(Records from a data source)
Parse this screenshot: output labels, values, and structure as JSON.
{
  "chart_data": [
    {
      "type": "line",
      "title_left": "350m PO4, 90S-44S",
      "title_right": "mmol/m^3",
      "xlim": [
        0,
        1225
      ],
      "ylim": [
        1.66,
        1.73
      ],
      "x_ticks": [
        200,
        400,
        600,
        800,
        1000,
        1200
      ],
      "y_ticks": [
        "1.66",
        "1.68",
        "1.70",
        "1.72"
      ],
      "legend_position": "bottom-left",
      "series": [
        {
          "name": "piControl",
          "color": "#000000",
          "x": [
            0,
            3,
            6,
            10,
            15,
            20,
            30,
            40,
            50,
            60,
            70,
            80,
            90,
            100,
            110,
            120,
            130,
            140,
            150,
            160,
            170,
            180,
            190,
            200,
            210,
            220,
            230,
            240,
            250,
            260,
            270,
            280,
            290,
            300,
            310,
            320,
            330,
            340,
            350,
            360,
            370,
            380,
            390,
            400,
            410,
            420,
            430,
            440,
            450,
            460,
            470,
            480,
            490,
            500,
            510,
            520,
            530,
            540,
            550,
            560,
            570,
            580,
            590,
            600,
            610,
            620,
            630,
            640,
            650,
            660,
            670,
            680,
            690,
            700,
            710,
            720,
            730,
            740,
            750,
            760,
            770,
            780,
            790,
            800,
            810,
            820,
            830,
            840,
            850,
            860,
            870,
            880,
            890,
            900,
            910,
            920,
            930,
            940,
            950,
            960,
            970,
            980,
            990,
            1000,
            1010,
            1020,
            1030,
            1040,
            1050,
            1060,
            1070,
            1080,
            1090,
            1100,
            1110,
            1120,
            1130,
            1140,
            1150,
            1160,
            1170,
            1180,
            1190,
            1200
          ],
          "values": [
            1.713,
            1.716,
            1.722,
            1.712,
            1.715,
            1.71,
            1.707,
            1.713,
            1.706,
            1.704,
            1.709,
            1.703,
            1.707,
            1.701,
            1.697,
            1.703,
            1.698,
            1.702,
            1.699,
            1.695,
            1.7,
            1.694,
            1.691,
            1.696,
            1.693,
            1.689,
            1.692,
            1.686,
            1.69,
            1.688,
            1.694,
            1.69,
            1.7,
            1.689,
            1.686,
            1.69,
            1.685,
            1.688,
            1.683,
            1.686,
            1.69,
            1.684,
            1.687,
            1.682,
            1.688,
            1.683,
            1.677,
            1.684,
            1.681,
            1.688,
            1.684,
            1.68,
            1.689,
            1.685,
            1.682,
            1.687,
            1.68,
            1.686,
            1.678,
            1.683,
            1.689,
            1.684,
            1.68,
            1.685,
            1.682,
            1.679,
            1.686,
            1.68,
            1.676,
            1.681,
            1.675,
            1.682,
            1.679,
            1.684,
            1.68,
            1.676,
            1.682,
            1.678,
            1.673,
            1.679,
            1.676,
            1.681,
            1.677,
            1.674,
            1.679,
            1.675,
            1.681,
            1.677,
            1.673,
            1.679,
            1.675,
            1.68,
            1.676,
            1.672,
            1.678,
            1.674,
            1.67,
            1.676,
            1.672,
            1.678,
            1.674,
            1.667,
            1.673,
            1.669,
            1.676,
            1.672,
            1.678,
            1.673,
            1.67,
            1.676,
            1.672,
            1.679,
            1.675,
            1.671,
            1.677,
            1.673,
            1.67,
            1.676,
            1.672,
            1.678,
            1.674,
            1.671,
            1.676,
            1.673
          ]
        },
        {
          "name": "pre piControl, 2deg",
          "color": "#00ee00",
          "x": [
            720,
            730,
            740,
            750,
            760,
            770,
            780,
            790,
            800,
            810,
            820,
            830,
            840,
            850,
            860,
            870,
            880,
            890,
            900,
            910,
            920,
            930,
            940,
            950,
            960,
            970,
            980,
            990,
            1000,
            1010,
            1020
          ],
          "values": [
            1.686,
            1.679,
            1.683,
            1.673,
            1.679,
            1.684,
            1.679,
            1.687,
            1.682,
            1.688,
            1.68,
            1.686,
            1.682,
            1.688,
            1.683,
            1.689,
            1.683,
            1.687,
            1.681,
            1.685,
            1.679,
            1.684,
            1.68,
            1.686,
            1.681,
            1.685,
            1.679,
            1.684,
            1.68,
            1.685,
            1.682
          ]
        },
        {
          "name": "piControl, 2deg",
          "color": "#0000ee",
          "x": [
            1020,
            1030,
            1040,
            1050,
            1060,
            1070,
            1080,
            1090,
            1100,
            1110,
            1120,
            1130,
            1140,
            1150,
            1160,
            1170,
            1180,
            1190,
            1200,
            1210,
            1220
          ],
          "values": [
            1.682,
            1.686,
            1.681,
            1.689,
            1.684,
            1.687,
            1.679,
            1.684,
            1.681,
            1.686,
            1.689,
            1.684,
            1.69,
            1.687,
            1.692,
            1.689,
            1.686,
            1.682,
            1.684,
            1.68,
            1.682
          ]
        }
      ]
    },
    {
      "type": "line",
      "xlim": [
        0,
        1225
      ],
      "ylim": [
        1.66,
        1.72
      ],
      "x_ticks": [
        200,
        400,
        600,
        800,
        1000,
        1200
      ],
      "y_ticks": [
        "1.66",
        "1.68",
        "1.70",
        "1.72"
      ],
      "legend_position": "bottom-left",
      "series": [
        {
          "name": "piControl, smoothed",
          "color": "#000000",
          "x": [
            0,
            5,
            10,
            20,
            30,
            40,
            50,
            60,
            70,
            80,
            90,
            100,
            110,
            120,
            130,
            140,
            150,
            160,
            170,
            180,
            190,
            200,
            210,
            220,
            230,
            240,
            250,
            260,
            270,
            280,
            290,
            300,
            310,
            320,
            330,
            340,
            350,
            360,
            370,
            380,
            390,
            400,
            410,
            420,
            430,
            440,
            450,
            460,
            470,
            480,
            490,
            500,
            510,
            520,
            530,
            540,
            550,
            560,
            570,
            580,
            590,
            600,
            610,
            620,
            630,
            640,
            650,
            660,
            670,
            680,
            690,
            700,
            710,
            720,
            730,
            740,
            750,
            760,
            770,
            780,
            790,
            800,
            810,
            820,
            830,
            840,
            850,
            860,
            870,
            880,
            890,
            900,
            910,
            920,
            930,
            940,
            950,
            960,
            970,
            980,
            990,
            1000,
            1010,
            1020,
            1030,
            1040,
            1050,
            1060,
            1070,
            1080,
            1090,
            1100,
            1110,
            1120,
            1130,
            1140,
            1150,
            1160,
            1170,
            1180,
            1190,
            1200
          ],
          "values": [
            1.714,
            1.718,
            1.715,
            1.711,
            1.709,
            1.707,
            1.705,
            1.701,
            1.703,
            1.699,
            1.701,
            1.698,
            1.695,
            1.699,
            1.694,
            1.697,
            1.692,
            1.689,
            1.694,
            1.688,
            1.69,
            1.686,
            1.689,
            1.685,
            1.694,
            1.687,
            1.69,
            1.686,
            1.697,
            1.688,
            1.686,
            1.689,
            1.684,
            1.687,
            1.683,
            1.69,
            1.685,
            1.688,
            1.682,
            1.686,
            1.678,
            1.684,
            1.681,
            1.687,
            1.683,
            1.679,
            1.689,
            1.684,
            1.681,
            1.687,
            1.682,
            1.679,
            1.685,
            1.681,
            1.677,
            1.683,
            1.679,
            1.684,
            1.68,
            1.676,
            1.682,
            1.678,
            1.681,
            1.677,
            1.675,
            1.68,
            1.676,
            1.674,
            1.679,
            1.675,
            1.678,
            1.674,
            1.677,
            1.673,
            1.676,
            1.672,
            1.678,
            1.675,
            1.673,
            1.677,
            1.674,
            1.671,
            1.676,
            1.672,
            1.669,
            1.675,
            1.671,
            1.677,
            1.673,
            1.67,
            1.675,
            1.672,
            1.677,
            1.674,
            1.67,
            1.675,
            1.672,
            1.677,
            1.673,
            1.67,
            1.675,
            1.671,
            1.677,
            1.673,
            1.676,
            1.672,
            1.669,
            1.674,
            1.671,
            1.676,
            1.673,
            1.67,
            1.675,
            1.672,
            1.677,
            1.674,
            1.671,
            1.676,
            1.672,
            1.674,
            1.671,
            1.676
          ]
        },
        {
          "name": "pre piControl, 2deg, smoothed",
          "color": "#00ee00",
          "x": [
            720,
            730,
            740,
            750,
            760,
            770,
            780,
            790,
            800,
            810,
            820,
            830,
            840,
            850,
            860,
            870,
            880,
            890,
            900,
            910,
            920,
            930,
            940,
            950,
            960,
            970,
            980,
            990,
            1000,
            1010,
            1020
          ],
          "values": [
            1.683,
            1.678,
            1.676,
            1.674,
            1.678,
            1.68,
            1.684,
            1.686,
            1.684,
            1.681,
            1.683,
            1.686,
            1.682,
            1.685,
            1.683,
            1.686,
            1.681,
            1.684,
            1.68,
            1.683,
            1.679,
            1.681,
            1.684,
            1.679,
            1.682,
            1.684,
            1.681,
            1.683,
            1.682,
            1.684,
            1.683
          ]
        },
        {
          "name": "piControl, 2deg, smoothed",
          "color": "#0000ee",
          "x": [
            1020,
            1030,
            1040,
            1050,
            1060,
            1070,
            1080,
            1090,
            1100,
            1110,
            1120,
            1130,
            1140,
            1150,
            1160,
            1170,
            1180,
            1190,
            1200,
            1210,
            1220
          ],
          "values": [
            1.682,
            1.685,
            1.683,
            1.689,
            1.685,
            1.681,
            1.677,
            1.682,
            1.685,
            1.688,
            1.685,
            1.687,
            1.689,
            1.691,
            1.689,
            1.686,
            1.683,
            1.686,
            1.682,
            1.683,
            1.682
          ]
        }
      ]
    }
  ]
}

Task description: Search the data for "name". Copy every matching line.

Final result:
          "name": "piControl",
          "name": "pre piControl, 2deg",
          "name": "piControl, 2deg",
          "name": "piControl, smoothed",
          "name": "pre piControl, 2deg, smoothed",
          "name": "piControl, 2deg, smoothed",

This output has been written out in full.